• _Task to carry out_
Faithfully return all lines, omitting every embedded picture.

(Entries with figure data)

────────────────────────────────────────

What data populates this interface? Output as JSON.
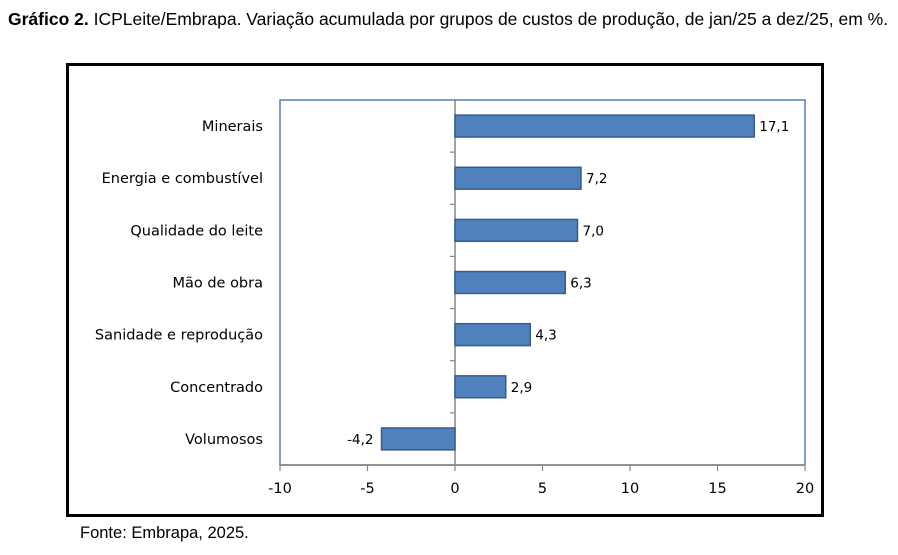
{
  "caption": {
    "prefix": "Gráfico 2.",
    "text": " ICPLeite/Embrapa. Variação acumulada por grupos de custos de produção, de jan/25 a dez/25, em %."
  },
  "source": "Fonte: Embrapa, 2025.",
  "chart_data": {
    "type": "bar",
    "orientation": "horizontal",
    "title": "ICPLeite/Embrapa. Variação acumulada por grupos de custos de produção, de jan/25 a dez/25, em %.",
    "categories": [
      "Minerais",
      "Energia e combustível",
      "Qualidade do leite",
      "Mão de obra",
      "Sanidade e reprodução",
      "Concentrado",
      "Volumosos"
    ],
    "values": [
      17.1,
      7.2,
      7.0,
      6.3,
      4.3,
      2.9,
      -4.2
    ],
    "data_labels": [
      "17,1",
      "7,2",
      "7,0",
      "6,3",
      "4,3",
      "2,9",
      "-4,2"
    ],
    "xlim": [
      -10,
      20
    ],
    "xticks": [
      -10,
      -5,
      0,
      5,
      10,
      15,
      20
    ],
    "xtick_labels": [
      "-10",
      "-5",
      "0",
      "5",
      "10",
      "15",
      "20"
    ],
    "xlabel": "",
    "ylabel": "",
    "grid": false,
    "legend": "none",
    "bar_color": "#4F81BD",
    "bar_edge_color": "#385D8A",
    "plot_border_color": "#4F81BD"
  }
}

────────────────────────────────────────

• _Answer below_
What data populates this interface? Output as JSON.
{
  "caption": {
    "prefix": "Gráfico 2.",
    "text": " ICPLeite/Embrapa. Variação acumulada por grupos de custos de produção, de jan/25 a dez/25, em %."
  },
  "source": "Fonte: Embrapa, 2025.",
  "chart_data": {
    "type": "bar",
    "orientation": "horizontal",
    "title": "ICPLeite/Embrapa. Variação acumulada por grupos de custos de produção, de jan/25 a dez/25, em %.",
    "categories": [
      "Minerais",
      "Energia e combustível",
      "Qualidade do leite",
      "Mão de obra",
      "Sanidade e reprodução",
      "Concentrado",
      "Volumosos"
    ],
    "values": [
      17.1,
      7.2,
      7.0,
      6.3,
      4.3,
      2.9,
      -4.2
    ],
    "data_labels": [
      "17,1",
      "7,2",
      "7,0",
      "6,3",
      "4,3",
      "2,9",
      "-4,2"
    ],
    "xlim": [
      -10,
      20
    ],
    "xticks": [
      -10,
      -5,
      0,
      5,
      10,
      15,
      20
    ],
    "xtick_labels": [
      "-10",
      "-5",
      "0",
      "5",
      "10",
      "15",
      "20"
    ],
    "xlabel": "",
    "ylabel": "",
    "grid": false,
    "legend": "none",
    "bar_color": "#4F81BD",
    "bar_edge_color": "#385D8A",
    "plot_border_color": "#4F81BD"
  }
}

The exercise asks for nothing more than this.